━━━ SOURCE MATERIAL ━━━
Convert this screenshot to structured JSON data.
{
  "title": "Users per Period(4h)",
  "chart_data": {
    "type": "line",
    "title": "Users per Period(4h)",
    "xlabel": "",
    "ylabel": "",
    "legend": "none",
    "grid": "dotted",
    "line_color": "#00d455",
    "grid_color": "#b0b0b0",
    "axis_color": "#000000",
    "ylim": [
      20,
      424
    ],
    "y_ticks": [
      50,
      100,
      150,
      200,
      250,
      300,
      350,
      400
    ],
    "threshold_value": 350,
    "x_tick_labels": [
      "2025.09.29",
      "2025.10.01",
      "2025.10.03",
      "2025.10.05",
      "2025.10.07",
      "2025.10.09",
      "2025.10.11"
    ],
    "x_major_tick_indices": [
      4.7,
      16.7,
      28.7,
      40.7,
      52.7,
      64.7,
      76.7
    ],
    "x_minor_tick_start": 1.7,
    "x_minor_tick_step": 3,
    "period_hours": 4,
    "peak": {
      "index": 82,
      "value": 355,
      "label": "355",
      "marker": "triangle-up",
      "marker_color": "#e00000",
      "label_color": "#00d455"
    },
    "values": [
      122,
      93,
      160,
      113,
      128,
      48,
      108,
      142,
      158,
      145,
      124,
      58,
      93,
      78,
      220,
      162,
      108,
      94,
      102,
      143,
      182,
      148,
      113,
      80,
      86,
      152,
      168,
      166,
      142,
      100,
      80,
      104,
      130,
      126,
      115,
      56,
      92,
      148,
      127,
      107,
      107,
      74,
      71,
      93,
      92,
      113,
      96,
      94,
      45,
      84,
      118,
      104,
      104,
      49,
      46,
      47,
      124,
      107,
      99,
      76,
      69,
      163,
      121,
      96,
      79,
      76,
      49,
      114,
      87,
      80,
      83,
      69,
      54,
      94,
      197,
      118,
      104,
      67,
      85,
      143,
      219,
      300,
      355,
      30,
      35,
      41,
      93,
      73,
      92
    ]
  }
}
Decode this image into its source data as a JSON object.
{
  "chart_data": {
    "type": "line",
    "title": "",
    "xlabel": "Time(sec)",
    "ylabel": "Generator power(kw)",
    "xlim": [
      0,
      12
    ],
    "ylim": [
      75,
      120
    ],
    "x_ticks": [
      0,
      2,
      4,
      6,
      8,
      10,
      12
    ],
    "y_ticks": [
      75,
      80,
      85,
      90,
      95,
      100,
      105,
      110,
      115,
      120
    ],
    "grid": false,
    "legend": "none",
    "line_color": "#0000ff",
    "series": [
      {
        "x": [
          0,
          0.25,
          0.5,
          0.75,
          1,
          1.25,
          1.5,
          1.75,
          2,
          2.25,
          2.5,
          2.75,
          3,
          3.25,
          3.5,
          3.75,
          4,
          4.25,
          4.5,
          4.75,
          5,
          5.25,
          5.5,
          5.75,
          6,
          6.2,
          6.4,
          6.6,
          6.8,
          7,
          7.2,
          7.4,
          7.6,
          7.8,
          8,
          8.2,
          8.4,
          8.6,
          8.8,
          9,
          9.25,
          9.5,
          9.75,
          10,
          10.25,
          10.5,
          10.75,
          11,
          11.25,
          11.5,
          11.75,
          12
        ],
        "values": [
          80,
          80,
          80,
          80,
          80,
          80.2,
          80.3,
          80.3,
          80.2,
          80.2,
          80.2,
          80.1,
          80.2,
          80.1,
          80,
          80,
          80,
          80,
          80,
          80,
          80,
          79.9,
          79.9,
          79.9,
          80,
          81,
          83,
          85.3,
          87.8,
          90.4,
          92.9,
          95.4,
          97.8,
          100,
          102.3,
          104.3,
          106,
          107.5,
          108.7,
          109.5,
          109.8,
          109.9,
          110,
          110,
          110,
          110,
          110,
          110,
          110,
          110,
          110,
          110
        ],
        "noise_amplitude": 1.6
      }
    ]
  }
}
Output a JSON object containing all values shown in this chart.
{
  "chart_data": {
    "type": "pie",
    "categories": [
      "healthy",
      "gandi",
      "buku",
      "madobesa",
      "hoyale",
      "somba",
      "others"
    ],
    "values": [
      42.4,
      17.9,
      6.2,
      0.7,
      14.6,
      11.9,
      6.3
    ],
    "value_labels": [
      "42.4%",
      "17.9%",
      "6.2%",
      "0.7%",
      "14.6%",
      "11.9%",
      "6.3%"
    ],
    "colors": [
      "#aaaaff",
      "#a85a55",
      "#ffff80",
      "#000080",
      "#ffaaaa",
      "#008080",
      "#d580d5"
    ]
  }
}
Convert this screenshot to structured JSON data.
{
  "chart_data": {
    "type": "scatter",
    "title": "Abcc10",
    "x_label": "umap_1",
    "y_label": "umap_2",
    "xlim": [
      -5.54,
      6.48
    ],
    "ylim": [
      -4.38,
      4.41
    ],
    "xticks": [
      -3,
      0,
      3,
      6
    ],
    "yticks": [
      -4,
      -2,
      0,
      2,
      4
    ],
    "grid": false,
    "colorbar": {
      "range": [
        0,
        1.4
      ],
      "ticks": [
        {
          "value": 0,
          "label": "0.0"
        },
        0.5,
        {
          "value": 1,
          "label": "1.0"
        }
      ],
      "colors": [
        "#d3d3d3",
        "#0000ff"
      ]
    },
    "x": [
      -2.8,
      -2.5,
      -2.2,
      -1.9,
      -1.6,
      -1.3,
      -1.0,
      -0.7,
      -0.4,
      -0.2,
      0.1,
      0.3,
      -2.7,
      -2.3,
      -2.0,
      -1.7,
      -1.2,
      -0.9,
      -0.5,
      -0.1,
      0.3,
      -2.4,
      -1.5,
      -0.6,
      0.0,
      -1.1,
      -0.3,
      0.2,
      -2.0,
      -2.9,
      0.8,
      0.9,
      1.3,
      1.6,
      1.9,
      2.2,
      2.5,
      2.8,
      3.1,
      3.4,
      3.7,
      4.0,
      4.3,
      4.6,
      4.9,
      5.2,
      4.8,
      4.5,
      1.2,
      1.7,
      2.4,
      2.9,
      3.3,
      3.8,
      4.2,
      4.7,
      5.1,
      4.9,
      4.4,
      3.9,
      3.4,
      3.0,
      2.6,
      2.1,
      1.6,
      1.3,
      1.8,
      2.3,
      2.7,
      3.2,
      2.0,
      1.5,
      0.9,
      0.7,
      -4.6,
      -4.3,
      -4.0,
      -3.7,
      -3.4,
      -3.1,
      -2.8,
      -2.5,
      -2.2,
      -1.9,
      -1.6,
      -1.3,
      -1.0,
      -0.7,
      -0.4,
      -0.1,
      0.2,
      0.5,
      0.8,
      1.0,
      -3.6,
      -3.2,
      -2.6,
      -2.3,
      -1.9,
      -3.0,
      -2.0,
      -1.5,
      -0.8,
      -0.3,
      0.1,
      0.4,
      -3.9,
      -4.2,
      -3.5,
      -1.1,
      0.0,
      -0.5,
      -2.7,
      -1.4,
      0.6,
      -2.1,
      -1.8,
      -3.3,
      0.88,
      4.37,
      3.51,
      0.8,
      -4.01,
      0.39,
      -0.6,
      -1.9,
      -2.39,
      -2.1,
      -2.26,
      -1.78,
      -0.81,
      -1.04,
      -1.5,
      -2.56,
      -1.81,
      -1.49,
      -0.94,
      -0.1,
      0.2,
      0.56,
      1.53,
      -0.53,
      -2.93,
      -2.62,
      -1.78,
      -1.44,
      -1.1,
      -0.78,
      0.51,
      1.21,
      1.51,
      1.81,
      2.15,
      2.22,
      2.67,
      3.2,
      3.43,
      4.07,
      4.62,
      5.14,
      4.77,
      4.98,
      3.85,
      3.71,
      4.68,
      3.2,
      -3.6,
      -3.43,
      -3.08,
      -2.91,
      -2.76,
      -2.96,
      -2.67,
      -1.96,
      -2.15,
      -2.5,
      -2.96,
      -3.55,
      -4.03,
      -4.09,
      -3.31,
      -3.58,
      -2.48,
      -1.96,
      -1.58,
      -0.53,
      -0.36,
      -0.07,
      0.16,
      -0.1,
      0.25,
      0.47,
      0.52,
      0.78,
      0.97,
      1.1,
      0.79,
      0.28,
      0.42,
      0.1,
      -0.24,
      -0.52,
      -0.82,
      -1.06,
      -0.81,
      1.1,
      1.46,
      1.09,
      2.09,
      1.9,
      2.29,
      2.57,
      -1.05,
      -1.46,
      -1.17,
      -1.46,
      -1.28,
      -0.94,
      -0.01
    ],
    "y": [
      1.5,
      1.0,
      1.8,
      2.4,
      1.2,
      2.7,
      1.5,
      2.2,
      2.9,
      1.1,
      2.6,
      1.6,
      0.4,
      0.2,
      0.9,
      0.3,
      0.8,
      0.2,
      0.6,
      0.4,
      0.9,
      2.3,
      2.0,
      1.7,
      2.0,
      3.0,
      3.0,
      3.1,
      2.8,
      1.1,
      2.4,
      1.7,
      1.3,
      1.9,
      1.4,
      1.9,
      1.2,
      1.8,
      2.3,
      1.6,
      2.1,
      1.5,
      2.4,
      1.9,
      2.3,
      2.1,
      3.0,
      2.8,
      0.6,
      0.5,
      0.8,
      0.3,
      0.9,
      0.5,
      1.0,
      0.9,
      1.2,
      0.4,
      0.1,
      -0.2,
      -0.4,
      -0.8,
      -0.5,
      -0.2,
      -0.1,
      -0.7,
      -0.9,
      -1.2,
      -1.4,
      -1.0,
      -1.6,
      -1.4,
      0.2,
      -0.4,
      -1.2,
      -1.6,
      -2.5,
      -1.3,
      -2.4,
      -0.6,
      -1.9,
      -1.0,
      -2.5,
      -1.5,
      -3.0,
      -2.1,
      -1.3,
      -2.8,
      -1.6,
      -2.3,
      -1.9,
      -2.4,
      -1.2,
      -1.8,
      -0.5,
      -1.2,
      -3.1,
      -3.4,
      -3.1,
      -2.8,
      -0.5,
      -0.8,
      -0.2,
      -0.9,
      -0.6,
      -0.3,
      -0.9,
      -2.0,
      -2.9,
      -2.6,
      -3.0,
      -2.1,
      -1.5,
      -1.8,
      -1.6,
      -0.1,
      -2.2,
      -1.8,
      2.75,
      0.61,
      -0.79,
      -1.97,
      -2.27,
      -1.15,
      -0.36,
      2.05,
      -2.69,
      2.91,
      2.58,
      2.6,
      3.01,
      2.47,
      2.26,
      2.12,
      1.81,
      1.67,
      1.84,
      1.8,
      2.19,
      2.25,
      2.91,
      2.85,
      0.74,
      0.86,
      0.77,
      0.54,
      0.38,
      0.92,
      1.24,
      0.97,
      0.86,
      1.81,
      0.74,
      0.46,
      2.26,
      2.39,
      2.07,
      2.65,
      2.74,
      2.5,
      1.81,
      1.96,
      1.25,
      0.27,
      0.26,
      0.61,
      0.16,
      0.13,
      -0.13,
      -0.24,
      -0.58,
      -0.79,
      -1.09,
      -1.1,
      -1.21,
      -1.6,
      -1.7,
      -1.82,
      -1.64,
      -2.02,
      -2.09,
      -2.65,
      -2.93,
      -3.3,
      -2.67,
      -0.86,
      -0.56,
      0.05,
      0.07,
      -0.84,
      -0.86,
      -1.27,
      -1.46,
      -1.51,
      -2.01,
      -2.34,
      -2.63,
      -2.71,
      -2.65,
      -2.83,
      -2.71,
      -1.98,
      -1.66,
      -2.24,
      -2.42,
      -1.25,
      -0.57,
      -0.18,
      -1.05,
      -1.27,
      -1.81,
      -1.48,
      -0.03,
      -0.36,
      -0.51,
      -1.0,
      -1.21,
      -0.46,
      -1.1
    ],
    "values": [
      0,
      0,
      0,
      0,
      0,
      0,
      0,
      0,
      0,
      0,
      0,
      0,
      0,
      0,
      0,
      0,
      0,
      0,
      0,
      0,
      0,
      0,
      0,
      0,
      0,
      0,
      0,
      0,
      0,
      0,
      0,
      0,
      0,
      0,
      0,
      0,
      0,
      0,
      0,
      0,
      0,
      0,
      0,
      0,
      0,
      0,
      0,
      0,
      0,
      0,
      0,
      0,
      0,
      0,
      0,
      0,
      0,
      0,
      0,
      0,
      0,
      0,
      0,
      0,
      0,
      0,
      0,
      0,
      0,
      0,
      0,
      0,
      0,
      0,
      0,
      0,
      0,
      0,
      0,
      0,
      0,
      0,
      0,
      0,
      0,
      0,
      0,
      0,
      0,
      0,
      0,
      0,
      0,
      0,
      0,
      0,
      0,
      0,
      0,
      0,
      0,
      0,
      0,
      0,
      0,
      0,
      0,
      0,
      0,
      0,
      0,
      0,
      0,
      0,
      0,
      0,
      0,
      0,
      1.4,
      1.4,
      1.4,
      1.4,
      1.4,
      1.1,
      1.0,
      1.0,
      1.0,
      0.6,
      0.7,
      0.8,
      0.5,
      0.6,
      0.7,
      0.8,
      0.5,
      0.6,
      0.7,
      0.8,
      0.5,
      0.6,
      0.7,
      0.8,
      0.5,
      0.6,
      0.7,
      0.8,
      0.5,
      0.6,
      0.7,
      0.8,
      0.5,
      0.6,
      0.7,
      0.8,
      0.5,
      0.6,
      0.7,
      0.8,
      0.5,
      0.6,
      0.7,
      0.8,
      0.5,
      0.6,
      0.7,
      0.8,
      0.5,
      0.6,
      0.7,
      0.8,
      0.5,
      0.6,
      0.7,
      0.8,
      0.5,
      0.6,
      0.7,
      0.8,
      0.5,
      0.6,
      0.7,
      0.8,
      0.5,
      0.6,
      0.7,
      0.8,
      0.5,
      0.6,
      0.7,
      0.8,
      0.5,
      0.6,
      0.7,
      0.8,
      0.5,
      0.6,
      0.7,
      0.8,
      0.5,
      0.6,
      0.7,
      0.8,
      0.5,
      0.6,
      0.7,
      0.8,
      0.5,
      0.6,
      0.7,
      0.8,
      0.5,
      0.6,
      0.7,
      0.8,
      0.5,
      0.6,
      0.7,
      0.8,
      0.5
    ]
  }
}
━━━
_PROBLEM DETAILS_
Search the lines for "object". Copy each line that has it.

_ANSWER TO THIS TASK_
Decode this image into its source data as a JSON object.
Output a JSON object containing all values shown in this chart.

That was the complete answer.